-- start Supplied data --
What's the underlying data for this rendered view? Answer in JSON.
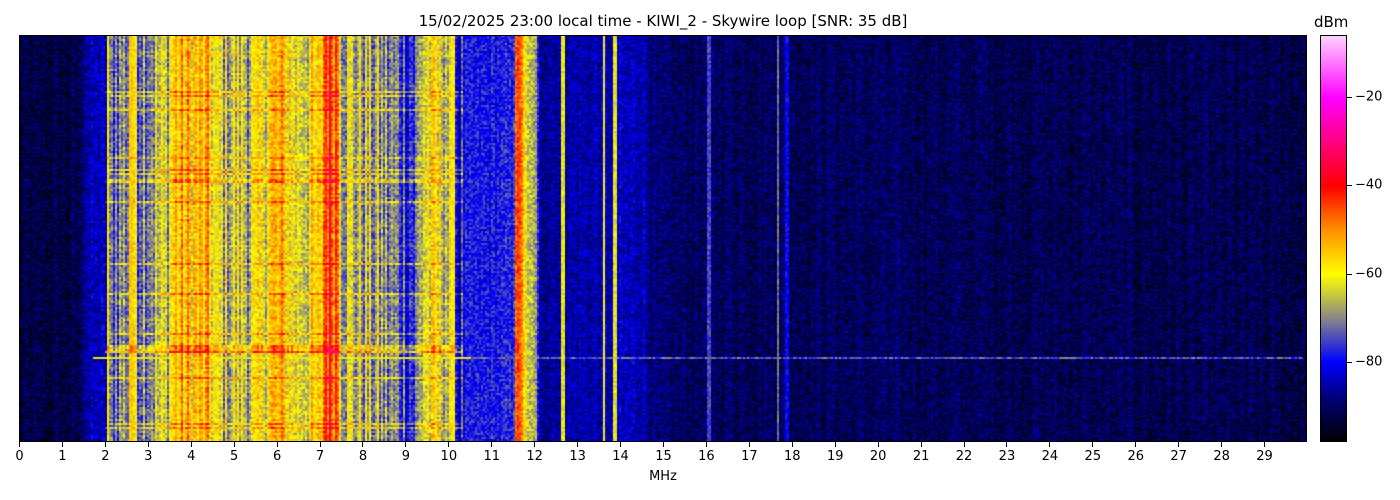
{
  "chart_data": {
    "type": "heatmap",
    "title": "15/02/2025 23:00 local time - KIWI_2 - Skywire loop [SNR: 35 dB]",
    "xlabel": "MHz",
    "ylabel": "",
    "xlim": [
      0,
      30
    ],
    "xticks": [
      "0",
      "1",
      "2",
      "3",
      "4",
      "5",
      "6",
      "7",
      "8",
      "9",
      "10",
      "11",
      "12",
      "13",
      "14",
      "15",
      "16",
      "17",
      "18",
      "19",
      "20",
      "21",
      "22",
      "23",
      "24",
      "25",
      "26",
      "27",
      "28",
      "29"
    ],
    "colorbar": {
      "label": "dBm",
      "range": [
        -98,
        -6
      ],
      "ticks": [
        "−20",
        "−40",
        "−60",
        "−80"
      ],
      "tick_values": [
        -20,
        -40,
        -60,
        -80
      ],
      "colormap": [
        {
          "value": -98,
          "color": "#000000"
        },
        {
          "value": -88,
          "color": "#00007a"
        },
        {
          "value": -80,
          "color": "#0000ff"
        },
        {
          "value": -70,
          "color": "#888888"
        },
        {
          "value": -60,
          "color": "#ffff00"
        },
        {
          "value": -50,
          "color": "#ff9000"
        },
        {
          "value": -40,
          "color": "#ff0000"
        },
        {
          "value": -20,
          "color": "#ff00ff"
        },
        {
          "value": -6,
          "color": "#ffd0ff"
        }
      ]
    },
    "spectral_profile_dbm": [
      {
        "mhz": 0,
        "level": -93
      },
      {
        "mhz": 1.4,
        "level": -92
      },
      {
        "mhz": 1.5,
        "level": -85
      },
      {
        "mhz": 2.0,
        "level": -84
      },
      {
        "mhz": 2.2,
        "level": -70
      },
      {
        "mhz": 3.4,
        "level": -66
      },
      {
        "mhz": 3.6,
        "level": -55
      },
      {
        "mhz": 4.4,
        "level": -56
      },
      {
        "mhz": 4.6,
        "level": -65
      },
      {
        "mhz": 5.6,
        "level": -64
      },
      {
        "mhz": 5.8,
        "level": -55
      },
      {
        "mhz": 6.2,
        "level": -56
      },
      {
        "mhz": 6.4,
        "level": -62
      },
      {
        "mhz": 7.0,
        "level": -60
      },
      {
        "mhz": 7.1,
        "level": -42
      },
      {
        "mhz": 7.4,
        "level": -44
      },
      {
        "mhz": 7.5,
        "level": -64
      },
      {
        "mhz": 8.5,
        "level": -70
      },
      {
        "mhz": 9.2,
        "level": -76
      },
      {
        "mhz": 9.4,
        "level": -62
      },
      {
        "mhz": 9.9,
        "level": -62
      },
      {
        "mhz": 10.2,
        "level": -80
      },
      {
        "mhz": 11.5,
        "level": -78
      },
      {
        "mhz": 11.55,
        "level": -45
      },
      {
        "mhz": 11.7,
        "level": -48
      },
      {
        "mhz": 11.8,
        "level": -66
      },
      {
        "mhz": 12.0,
        "level": -66
      },
      {
        "mhz": 12.1,
        "level": -86
      },
      {
        "mhz": 14.5,
        "level": -84
      },
      {
        "mhz": 14.8,
        "level": -90
      },
      {
        "mhz": 30,
        "level": -92
      }
    ],
    "narrow_signals": [
      {
        "mhz": 2.05,
        "level": -58
      },
      {
        "mhz": 2.6,
        "level": -55
      },
      {
        "mhz": 2.7,
        "level": -58
      },
      {
        "mhz": 10.1,
        "level": -58
      },
      {
        "mhz": 12.65,
        "level": -62
      },
      {
        "mhz": 13.6,
        "level": -60
      },
      {
        "mhz": 13.85,
        "level": -62
      },
      {
        "mhz": 16.05,
        "level": -75
      },
      {
        "mhz": 17.65,
        "level": -72
      },
      {
        "mhz": 17.85,
        "level": -80
      }
    ]
  }
}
-- end Supplied data --
- [Work to complete] Pictures in the data above should not be copied; transcribe everything else exactly.

- [Solution]
What's the underlying data for this rendered view? Answer in JSON.
{
  "chart_data": {
    "type": "heatmap",
    "title": "15/02/2025 23:00 local time - KIWI_2 - Skywire loop [SNR: 35 dB]",
    "xlabel": "MHz",
    "ylabel": "",
    "xlim": [
      0,
      30
    ],
    "xticks": [
      "0",
      "1",
      "2",
      "3",
      "4",
      "5",
      "6",
      "7",
      "8",
      "9",
      "10",
      "11",
      "12",
      "13",
      "14",
      "15",
      "16",
      "17",
      "18",
      "19",
      "20",
      "21",
      "22",
      "23",
      "24",
      "25",
      "26",
      "27",
      "28",
      "29"
    ],
    "colorbar": {
      "label": "dBm",
      "range": [
        -98,
        -6
      ],
      "ticks": [
        "−20",
        "−40",
        "−60",
        "−80"
      ],
      "tick_values": [
        -20,
        -40,
        -60,
        -80
      ],
      "colormap": [
        {
          "value": -98,
          "color": "#000000"
        },
        {
          "value": -88,
          "color": "#00007a"
        },
        {
          "value": -80,
          "color": "#0000ff"
        },
        {
          "value": -70,
          "color": "#888888"
        },
        {
          "value": -60,
          "color": "#ffff00"
        },
        {
          "value": -50,
          "color": "#ff9000"
        },
        {
          "value": -40,
          "color": "#ff0000"
        },
        {
          "value": -20,
          "color": "#ff00ff"
        },
        {
          "value": -6,
          "color": "#ffd0ff"
        }
      ]
    },
    "spectral_profile_dbm": [
      {
        "mhz": 0,
        "level": -93
      },
      {
        "mhz": 1.4,
        "level": -92
      },
      {
        "mhz": 1.5,
        "level": -85
      },
      {
        "mhz": 2.0,
        "level": -84
      },
      {
        "mhz": 2.2,
        "level": -70
      },
      {
        "mhz": 3.4,
        "level": -66
      },
      {
        "mhz": 3.6,
        "level": -55
      },
      {
        "mhz": 4.4,
        "level": -56
      },
      {
        "mhz": 4.6,
        "level": -65
      },
      {
        "mhz": 5.6,
        "level": -64
      },
      {
        "mhz": 5.8,
        "level": -55
      },
      {
        "mhz": 6.2,
        "level": -56
      },
      {
        "mhz": 6.4,
        "level": -62
      },
      {
        "mhz": 7.0,
        "level": -60
      },
      {
        "mhz": 7.1,
        "level": -42
      },
      {
        "mhz": 7.4,
        "level": -44
      },
      {
        "mhz": 7.5,
        "level": -64
      },
      {
        "mhz": 8.5,
        "level": -70
      },
      {
        "mhz": 9.2,
        "level": -76
      },
      {
        "mhz": 9.4,
        "level": -62
      },
      {
        "mhz": 9.9,
        "level": -62
      },
      {
        "mhz": 10.2,
        "level": -80
      },
      {
        "mhz": 11.5,
        "level": -78
      },
      {
        "mhz": 11.55,
        "level": -45
      },
      {
        "mhz": 11.7,
        "level": -48
      },
      {
        "mhz": 11.8,
        "level": -66
      },
      {
        "mhz": 12.0,
        "level": -66
      },
      {
        "mhz": 12.1,
        "level": -86
      },
      {
        "mhz": 14.5,
        "level": -84
      },
      {
        "mhz": 14.8,
        "level": -90
      },
      {
        "mhz": 30,
        "level": -92
      }
    ],
    "narrow_signals": [
      {
        "mhz": 2.05,
        "level": -58
      },
      {
        "mhz": 2.6,
        "level": -55
      },
      {
        "mhz": 2.7,
        "level": -58
      },
      {
        "mhz": 10.1,
        "level": -58
      },
      {
        "mhz": 12.65,
        "level": -62
      },
      {
        "mhz": 13.6,
        "level": -60
      },
      {
        "mhz": 13.85,
        "level": -62
      },
      {
        "mhz": 16.05,
        "level": -75
      },
      {
        "mhz": 17.65,
        "level": -72
      },
      {
        "mhz": 17.85,
        "level": -80
      }
    ]
  }
}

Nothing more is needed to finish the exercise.